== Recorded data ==
•••

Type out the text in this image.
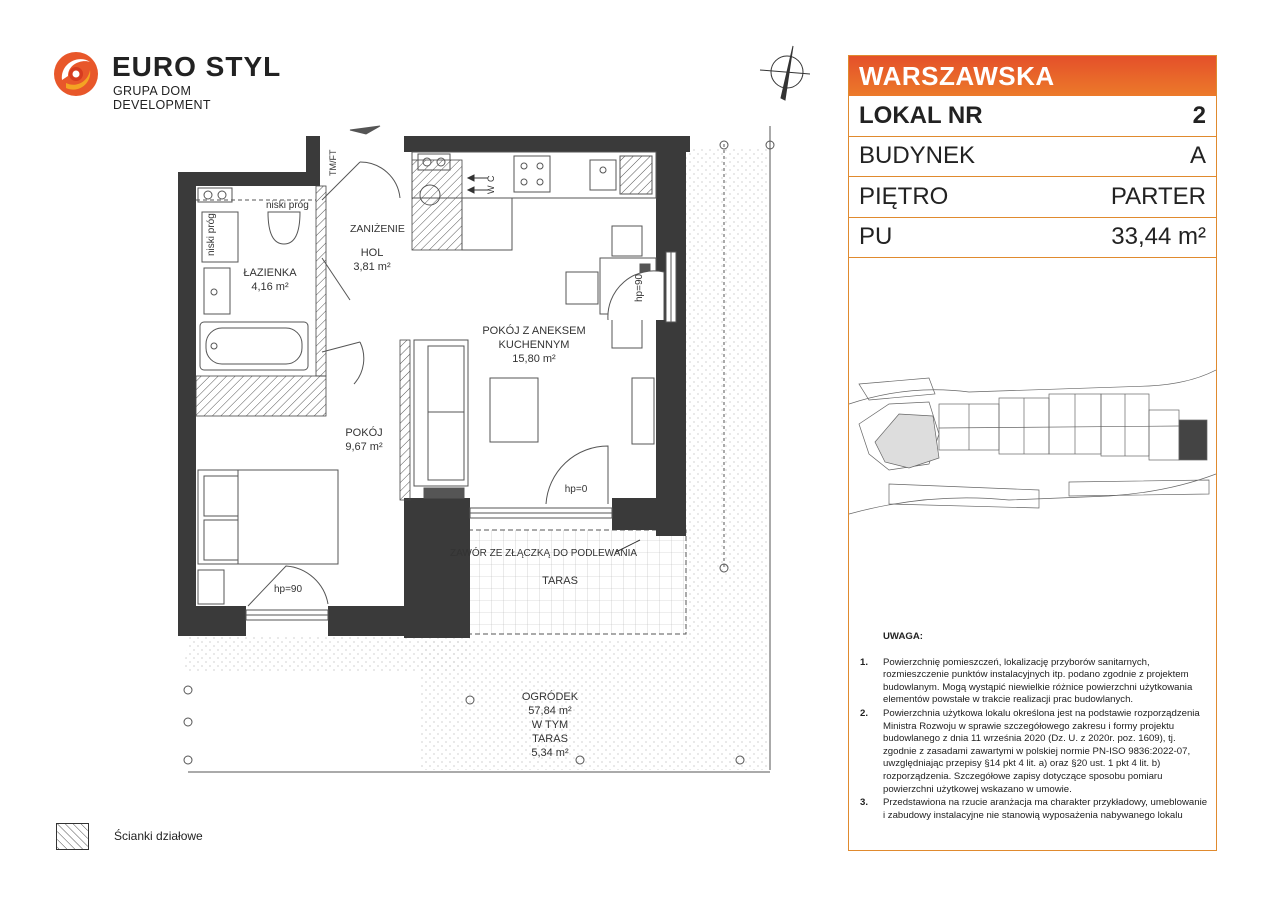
EURO STYL
GRUPA DOM DEVELOPMENT
niski próg
niski próg
TM/FT
ZANIŻENIE
C
W
HOL
3,81 m²
ŁAZIENKA
4,16 m²
POKÓJ Z ANEKSEM
KUCHENNYM
15,80 m²
hp=90
POKÓJ
9,67 m²
hp=0
hp=90
ZAWÓR ZE ZŁĄCZKĄ DO PODLEWANIA
TARAS
OGRÓDEK
57,84 m²
W TYM
TARAS
5,34 m²
Ścianki działowe
WARSZAWSKA
LOKAL NR	2
BUDYNEK	A
PIĘTRO	PARTER
PU	33,44 m²
UWAGA:
1.	Powierzchnię pomieszczeń, lokalizację przyborów sanitarnych, rozmieszczenie punktów instalacyjnych itp. podano zgodnie z projektem budowlanym. Mogą wystąpić niewielkie różnice powierzchni użytkowania elementów powstałe w trakcie realizacji prac budowlanych.
2.	Powierzchnia użytkowa lokalu określona jest na podstawie rozporządzenia Ministra Rozwoju w sprawie szczegółowego zakresu i formy projektu budowlanego z dnia 11 września 2020 (Dz. U. z 2020r. poz. 1609), tj. zgodnie z zasadami zawartymi w polskiej normie PN-ISO 9836:2022-07, uwzględniając przepisy §14 pkt 4 lit. a) oraz §20 ust. 1 pkt 4 lit. b) rozporządzenia. Szczegółowe zapisy dotyczące sposobu pomiaru powierzchni użytkowej wskazano w umowie.
3.	Przedstawiona na rzucie aranżacja ma charakter przykładowy, umeblowanie i zabudowy instalacyjne nie stanowią wyposażenia nabywanego lokalu
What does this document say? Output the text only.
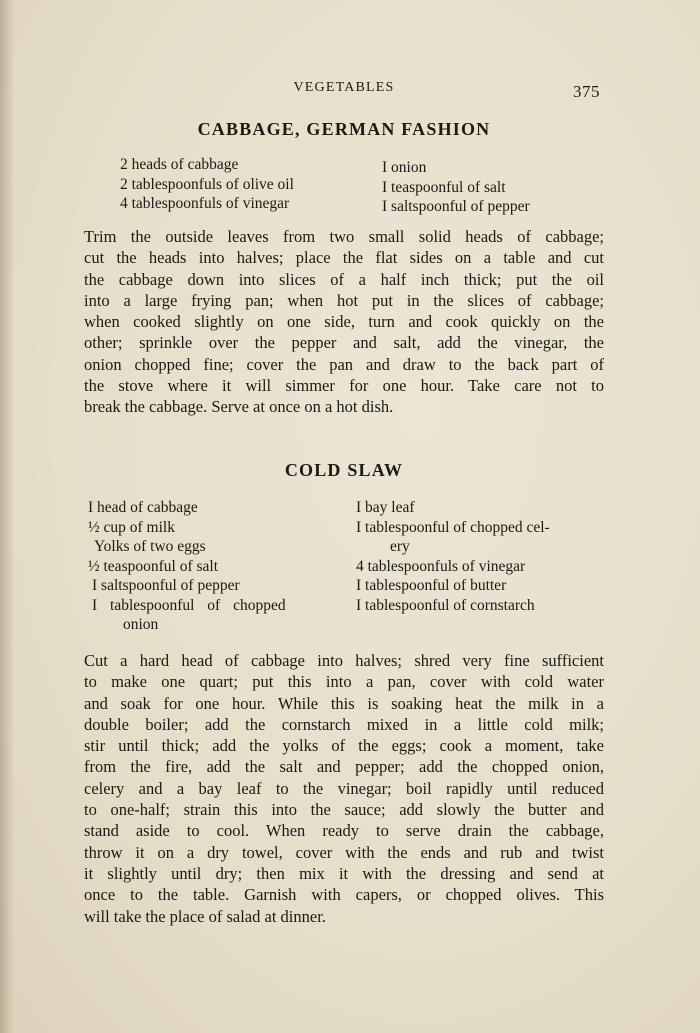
VEGETABLES	375
CABBAGE, GERMAN FASHION
2 heads of cabbage
2 tablespoonfuls of olive oil
4 tablespoonfuls of vinegar
I onion
I teaspoonful of salt
I saltspoonful of pepper
Trim the outside leaves from two small solid heads of cabbage;
cut the heads into halves; place the flat sides on a table and cut
the cabbage down into slices of a half inch thick; put the oil
into a large frying pan; when hot put in the slices of cabbage;
when cooked slightly on one side, turn and cook quickly on the
other; sprinkle over the pepper and salt, add the vinegar, the
onion chopped fine; cover the pan and draw to the back part of
the stove where it will simmer for one hour. Take care not to
break the cabbage. Serve at once on a hot dish.
COLD SLAW
I head of cabbage
½ cup of milk
Yolks of two eggs
½ teaspoonful of salt
I saltspoonful of pepper
I tablespoonful of chopped
onion
I bay leaf
I tablespoonful of chopped cel-
ery
4 tablespoonfuls of vinegar
I tablespoonful of butter
I tablespoonful of cornstarch
Cut a hard head of cabbage into halves; shred very fine sufficient
to make one quart; put this into a pan, cover with cold water
and soak for one hour. While this is soaking heat the milk in a
double boiler; add the cornstarch mixed in a little cold milk;
stir until thick; add the yolks of the eggs; cook a moment, take
from the fire, add the salt and pepper; add the chopped onion,
celery and a bay leaf to the vinegar; boil rapidly until reduced
to one-half; strain this into the sauce; add slowly the butter and
stand aside to cool. When ready to serve drain the cabbage,
throw it on a dry towel, cover with the ends and rub and twist
it slightly until dry; then mix it with the dressing and send at
once to the table. Garnish with capers, or chopped olives. This
will take the place of salad at dinner.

•••

== Problem to solve ==
In the copy, include all records verbatim but no images.

== Solved exercise ==
Type out the text in this image.
EURO STYL
GRUPA DOM DEVELOPMENT
niski próg
niski próg
TM/FT
ZANIŻENIE
C
W
HOL
3,81 m²
ŁAZIENKA
4,16 m²
POKÓJ Z ANEKSEM
KUCHENNYM
15,80 m²
hp=90
POKÓJ
9,67 m²
hp=0
hp=90
ZAWÓR ZE ZŁĄCZKĄ DO PODLEWANIA
TARAS
OGRÓDEK
57,84 m²
W TYM
TARAS
5,34 m²
Ścianki działowe
WARSZAWSKA
LOKAL NR	2
BUDYNEK	A
PIĘTRO	PARTER
PU	33,44 m²
UWAGA:
1.	Powierzchnię pomieszczeń, lokalizację przyborów sanitarnych, rozmieszczenie punktów instalacyjnych itp. podano zgodnie z projektem budowlanym. Mogą wystąpić niewielkie różnice powierzchni użytkowania elementów powstałe w trakcie realizacji prac budowlanych.
2.	Powierzchnia użytkowa lokalu określona jest na podstawie rozporządzenia Ministra Rozwoju w sprawie szczegółowego zakresu i formy projektu budowlanego z dnia 11 września 2020 (Dz. U. z 2020r. poz. 1609), tj. zgodnie z zasadami zawartymi w polskiej normie PN-ISO 9836:2022-07, uwzględniając przepisy §14 pkt 4 lit. a) oraz §20 ust. 1 pkt 4 lit. b) rozporządzenia. Szczegółowe zapisy dotyczące sposobu pomiaru powierzchni użytkowej wskazano w umowie.
3.	Przedstawiona na rzucie aranżacja ma charakter przykładowy, umeblowanie i zabudowy instalacyjne nie stanowią wyposażenia nabywanego lokalu
What does this document say? Output the text only.
VEGETABLES	375
CABBAGE, GERMAN FASHION
2 heads of cabbage
2 tablespoonfuls of olive oil
4 tablespoonfuls of vinegar
I onion
I teaspoonful of salt
I saltspoonful of pepper
Trim the outside leaves from two small solid heads of cabbage;
cut the heads into halves; place the flat sides on a table and cut
the cabbage down into slices of a half inch thick; put the oil
into a large frying pan; when hot put in the slices of cabbage;
when cooked slightly on one side, turn and cook quickly on the
other; sprinkle over the pepper and salt, add the vinegar, the
onion chopped fine; cover the pan and draw to the back part of
the stove where it will simmer for one hour. Take care not to
break the cabbage. Serve at once on a hot dish.
COLD SLAW
I head of cabbage
½ cup of milk
Yolks of two eggs
½ teaspoonful of salt
I saltspoonful of pepper
I tablespoonful of chopped
onion
I bay leaf
I tablespoonful of chopped cel-
ery
4 tablespoonfuls of vinegar
I tablespoonful of butter
I tablespoonful of cornstarch
Cut a hard head of cabbage into halves; shred very fine sufficient
to make one quart; put this into a pan, cover with cold water
and soak for one hour. While this is soaking heat the milk in a
double boiler; add the cornstarch mixed in a little cold milk;
stir until thick; add the yolks of the eggs; cook a moment, take
from the fire, add the salt and pepper; add the chopped onion,
celery and a bay leaf to the vinegar; boil rapidly until reduced
to one-half; strain this into the sauce; add slowly the butter and
stand aside to cool. When ready to serve drain the cabbage,
throw it on a dry towel, cover with the ends and rub and twist
it slightly until dry; then mix it with the dressing and send at
once to the table. Garnish with capers, or chopped olives. This
will take the place of salad at dinner.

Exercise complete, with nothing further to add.